GOAL =>
Read the lines below. Copy out any that hold the string "Live".

-.-.-

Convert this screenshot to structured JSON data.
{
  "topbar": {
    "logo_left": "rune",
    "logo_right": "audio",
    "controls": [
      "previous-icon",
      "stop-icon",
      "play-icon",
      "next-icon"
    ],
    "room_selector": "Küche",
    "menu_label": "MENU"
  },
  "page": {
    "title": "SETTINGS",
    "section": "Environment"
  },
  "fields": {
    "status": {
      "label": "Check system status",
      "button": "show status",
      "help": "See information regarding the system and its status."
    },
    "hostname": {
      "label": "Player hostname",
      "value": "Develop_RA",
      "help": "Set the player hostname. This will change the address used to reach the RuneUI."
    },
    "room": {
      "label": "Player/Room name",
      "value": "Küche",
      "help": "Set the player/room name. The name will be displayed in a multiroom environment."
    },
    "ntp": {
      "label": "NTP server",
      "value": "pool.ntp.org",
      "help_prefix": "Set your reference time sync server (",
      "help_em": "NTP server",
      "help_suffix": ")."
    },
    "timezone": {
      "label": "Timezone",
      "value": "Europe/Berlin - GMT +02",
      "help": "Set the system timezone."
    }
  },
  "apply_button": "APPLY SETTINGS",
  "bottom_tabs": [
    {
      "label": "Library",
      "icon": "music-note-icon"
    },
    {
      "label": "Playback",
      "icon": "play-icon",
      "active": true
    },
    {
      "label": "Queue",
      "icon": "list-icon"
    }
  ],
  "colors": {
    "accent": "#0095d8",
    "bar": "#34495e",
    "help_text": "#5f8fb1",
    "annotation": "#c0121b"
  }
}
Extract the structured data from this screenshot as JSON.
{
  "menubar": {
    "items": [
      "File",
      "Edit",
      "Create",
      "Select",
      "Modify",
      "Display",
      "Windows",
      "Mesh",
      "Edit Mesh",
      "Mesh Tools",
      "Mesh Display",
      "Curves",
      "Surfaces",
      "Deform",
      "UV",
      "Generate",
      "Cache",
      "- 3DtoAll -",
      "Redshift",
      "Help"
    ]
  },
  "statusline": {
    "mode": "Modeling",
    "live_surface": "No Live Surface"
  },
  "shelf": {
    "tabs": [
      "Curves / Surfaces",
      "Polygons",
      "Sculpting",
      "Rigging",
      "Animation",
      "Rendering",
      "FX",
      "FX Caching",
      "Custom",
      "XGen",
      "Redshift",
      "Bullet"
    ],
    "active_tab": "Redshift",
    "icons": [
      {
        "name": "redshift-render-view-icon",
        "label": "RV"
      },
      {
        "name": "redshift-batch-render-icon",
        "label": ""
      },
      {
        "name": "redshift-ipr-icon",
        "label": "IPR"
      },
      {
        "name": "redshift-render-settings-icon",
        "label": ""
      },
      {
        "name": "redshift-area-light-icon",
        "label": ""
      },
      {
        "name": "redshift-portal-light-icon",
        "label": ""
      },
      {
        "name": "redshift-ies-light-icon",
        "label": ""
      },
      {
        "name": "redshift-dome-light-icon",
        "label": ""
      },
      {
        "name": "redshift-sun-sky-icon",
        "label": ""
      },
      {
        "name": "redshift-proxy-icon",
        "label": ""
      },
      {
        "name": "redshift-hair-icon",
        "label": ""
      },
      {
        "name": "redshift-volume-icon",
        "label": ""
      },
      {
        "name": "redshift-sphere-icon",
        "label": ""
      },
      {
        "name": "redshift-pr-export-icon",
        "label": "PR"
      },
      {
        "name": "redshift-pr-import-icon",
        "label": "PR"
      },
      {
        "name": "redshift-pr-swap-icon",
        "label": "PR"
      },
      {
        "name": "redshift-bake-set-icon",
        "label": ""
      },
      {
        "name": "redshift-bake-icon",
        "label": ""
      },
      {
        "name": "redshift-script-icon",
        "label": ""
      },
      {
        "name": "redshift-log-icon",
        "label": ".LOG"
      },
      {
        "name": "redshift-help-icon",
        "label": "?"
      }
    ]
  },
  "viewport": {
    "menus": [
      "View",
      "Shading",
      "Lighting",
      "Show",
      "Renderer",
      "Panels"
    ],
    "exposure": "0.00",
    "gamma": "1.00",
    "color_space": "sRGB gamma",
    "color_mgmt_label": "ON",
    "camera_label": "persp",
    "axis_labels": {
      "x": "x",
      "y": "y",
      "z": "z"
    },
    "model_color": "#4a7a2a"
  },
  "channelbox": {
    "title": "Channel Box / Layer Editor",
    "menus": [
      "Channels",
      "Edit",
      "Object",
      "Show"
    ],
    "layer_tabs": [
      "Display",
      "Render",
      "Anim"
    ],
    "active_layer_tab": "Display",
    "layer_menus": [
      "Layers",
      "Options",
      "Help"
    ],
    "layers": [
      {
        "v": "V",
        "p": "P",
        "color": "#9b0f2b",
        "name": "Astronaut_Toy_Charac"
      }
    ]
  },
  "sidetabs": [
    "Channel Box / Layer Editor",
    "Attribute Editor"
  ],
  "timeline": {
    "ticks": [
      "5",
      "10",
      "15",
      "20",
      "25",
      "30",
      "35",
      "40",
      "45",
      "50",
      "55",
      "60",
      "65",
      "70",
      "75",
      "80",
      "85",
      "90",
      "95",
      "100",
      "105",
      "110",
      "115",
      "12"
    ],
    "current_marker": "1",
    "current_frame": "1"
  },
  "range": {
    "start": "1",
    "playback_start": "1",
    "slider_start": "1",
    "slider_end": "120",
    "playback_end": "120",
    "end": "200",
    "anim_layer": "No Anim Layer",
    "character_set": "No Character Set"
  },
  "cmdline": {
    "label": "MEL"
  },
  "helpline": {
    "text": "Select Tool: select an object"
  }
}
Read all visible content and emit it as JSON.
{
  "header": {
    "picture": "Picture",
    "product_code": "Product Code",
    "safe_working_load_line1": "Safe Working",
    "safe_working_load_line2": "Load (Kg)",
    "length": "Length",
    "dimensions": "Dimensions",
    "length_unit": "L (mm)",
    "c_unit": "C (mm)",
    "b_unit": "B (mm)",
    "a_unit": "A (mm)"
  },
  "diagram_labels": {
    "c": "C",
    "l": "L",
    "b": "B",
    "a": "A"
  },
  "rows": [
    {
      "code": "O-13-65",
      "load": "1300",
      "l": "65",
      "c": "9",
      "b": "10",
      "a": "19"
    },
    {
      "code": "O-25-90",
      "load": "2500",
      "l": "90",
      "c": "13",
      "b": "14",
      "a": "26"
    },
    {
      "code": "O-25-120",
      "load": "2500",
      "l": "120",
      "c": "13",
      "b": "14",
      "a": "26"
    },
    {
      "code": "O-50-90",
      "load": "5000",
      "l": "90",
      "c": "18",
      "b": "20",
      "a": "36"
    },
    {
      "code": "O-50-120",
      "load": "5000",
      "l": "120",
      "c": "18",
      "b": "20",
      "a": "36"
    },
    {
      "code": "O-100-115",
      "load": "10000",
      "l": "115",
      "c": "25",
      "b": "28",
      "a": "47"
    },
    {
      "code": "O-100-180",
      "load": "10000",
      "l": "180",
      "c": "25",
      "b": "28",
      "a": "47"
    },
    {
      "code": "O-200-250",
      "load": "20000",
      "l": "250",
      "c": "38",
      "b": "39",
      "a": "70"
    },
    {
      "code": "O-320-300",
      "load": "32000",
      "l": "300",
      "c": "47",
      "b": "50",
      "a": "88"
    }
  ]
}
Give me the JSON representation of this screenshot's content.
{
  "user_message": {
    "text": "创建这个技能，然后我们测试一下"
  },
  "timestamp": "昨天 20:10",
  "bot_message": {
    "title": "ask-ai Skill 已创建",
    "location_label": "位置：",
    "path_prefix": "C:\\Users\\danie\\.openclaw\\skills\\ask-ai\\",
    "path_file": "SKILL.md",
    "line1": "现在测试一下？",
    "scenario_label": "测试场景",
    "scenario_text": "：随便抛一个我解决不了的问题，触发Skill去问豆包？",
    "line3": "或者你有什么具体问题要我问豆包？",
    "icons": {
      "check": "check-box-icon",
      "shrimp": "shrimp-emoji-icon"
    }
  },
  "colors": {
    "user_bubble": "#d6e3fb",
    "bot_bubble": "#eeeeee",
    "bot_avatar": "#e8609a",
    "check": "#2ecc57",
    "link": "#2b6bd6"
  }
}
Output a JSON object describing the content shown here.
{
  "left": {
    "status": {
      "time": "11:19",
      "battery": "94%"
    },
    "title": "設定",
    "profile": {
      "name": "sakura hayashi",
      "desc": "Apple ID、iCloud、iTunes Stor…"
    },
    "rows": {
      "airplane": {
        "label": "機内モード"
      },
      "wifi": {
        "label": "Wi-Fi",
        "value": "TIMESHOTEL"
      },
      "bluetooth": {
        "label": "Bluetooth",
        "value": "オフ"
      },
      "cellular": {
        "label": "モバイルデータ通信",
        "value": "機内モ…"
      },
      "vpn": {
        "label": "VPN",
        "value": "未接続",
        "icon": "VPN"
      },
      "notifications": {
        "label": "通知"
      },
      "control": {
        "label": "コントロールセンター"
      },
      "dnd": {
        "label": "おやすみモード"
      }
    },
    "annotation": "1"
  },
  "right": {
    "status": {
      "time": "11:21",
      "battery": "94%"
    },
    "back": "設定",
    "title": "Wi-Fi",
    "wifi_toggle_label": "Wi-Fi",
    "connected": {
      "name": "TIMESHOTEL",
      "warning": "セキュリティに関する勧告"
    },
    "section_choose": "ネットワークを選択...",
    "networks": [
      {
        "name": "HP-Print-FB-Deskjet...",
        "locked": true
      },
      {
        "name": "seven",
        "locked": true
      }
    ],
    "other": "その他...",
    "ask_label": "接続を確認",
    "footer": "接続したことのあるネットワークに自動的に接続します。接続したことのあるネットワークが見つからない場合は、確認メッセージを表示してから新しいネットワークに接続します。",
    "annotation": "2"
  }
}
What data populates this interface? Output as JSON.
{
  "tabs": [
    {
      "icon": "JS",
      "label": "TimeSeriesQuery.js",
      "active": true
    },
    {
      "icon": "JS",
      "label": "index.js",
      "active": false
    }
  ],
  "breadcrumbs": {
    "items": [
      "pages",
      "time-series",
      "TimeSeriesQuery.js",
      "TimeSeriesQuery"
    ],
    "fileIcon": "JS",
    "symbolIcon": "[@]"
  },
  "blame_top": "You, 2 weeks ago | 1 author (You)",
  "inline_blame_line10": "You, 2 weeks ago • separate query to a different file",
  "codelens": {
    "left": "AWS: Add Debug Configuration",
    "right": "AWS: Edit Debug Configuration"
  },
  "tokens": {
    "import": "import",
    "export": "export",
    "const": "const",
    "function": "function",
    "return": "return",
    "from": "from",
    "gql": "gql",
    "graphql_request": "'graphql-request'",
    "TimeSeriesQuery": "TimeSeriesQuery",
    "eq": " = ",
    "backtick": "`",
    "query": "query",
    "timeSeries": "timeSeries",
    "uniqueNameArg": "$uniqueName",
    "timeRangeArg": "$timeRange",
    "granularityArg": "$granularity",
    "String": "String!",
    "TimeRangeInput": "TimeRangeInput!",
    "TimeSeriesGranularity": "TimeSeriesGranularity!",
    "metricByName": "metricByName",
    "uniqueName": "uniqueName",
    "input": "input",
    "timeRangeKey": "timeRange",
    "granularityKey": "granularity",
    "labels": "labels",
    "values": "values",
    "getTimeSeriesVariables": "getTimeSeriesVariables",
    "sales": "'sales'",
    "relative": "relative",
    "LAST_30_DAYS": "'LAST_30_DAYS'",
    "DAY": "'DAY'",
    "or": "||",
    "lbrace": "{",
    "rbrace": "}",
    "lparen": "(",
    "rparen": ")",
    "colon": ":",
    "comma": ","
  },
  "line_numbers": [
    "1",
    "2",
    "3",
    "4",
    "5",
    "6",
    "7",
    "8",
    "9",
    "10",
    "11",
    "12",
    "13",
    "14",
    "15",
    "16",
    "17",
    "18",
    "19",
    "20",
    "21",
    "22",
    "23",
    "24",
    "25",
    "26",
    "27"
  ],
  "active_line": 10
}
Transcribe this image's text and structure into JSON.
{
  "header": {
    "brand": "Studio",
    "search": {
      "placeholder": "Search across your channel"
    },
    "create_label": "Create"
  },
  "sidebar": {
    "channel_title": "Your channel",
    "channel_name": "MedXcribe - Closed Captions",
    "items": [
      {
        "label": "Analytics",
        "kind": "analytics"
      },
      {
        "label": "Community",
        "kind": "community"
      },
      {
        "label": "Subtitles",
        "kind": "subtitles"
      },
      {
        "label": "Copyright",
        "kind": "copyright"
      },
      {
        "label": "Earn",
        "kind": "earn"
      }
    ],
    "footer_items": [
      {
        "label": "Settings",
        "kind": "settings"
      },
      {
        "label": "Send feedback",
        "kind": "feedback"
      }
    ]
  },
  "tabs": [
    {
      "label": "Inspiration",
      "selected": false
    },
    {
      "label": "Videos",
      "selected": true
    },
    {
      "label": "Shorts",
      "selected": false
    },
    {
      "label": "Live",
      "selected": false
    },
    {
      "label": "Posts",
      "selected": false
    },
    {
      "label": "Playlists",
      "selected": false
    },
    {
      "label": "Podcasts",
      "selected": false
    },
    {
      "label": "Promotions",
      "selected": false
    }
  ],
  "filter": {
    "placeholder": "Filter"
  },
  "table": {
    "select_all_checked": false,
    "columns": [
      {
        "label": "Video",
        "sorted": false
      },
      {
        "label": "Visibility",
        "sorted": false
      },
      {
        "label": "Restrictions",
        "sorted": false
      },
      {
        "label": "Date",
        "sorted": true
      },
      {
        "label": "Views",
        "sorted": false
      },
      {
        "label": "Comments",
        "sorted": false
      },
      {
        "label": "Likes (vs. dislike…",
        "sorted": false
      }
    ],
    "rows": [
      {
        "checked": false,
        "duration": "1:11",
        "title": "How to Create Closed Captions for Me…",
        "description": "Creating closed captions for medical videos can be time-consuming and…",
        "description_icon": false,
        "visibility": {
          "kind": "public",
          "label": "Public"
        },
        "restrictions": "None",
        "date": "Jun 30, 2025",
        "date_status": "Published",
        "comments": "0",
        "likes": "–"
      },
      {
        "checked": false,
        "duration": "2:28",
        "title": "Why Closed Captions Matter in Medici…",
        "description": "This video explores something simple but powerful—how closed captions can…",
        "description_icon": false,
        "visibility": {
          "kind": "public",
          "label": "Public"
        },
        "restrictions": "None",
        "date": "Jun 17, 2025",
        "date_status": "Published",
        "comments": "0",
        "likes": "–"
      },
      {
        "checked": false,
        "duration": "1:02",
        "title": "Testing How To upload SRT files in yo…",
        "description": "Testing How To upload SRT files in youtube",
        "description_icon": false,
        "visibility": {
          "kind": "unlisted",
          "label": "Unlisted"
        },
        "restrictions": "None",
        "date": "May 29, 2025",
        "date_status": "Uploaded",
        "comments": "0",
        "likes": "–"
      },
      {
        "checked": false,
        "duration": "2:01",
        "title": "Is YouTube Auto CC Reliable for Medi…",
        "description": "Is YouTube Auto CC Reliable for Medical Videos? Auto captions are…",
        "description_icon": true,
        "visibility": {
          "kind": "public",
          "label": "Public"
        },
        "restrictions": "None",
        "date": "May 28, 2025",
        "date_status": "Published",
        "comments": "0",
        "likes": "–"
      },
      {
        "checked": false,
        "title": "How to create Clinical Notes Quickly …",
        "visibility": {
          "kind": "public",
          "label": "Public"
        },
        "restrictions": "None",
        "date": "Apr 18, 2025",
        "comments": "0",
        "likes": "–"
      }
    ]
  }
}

-.-.-

OUTPUT =>
    "live_surface": "No Live Surface"
      "label": "Live",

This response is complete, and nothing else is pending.